• WHAT YOU WILL DO: Count how many lines of the data include "with". The answer is that number and nothing else.

↓

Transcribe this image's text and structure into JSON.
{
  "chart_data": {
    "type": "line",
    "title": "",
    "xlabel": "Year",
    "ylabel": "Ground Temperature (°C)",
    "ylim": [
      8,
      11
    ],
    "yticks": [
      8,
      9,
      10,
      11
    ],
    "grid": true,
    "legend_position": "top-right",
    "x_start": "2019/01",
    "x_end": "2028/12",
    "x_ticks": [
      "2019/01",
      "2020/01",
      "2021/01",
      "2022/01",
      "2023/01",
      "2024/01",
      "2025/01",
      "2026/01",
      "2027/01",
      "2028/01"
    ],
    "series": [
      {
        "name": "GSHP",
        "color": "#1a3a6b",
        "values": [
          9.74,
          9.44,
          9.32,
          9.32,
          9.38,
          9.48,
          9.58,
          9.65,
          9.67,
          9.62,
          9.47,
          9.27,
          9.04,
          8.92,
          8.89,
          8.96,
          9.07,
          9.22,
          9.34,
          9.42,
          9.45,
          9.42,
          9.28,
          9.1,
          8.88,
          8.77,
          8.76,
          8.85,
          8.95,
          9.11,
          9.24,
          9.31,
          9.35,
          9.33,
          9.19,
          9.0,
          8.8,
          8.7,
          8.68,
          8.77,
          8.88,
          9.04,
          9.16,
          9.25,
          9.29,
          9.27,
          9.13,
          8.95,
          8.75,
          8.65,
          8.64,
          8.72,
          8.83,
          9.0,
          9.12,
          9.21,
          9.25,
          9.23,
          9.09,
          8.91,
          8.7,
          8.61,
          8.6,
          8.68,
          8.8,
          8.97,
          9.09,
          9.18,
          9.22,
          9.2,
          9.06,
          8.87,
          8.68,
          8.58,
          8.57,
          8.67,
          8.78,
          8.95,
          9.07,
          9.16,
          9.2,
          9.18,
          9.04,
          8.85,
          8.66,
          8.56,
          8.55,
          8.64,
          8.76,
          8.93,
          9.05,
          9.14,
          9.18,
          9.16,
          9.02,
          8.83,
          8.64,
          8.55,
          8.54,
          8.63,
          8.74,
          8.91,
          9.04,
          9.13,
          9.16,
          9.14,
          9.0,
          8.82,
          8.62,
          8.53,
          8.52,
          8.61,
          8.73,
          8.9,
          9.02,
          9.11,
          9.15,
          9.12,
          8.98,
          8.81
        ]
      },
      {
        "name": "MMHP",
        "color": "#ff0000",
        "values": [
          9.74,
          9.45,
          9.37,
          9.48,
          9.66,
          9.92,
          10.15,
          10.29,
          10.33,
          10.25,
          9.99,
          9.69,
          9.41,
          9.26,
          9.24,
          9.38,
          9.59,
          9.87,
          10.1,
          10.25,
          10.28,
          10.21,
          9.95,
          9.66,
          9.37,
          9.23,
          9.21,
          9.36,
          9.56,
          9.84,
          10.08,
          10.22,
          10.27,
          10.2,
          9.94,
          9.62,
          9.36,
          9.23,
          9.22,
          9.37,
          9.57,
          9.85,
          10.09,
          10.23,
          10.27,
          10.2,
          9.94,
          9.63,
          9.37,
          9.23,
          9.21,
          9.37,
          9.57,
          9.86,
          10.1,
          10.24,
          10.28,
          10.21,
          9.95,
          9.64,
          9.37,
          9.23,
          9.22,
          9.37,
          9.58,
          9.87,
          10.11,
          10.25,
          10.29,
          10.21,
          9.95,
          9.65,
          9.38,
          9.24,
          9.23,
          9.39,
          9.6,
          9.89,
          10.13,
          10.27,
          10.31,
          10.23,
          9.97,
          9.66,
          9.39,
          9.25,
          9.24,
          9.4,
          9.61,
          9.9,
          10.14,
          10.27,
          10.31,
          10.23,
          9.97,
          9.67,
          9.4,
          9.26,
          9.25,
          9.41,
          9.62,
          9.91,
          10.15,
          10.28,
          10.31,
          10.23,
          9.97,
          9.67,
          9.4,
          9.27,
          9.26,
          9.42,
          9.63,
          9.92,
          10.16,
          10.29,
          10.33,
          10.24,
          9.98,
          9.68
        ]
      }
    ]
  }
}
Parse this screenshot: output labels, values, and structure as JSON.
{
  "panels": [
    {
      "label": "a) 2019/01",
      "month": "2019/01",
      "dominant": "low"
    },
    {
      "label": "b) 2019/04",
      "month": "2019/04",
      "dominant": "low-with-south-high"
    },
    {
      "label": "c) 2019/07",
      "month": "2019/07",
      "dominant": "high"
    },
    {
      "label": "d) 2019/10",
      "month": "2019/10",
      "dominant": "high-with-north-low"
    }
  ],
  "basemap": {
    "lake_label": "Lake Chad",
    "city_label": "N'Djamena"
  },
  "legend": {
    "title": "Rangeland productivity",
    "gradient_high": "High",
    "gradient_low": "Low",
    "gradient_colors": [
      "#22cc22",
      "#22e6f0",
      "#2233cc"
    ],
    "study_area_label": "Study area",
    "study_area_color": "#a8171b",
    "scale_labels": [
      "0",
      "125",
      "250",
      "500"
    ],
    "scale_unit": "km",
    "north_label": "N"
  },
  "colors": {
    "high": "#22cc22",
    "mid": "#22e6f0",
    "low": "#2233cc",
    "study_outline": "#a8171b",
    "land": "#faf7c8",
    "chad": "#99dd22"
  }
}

↑

• OUTPUT FOR THIS EXERCISE: 2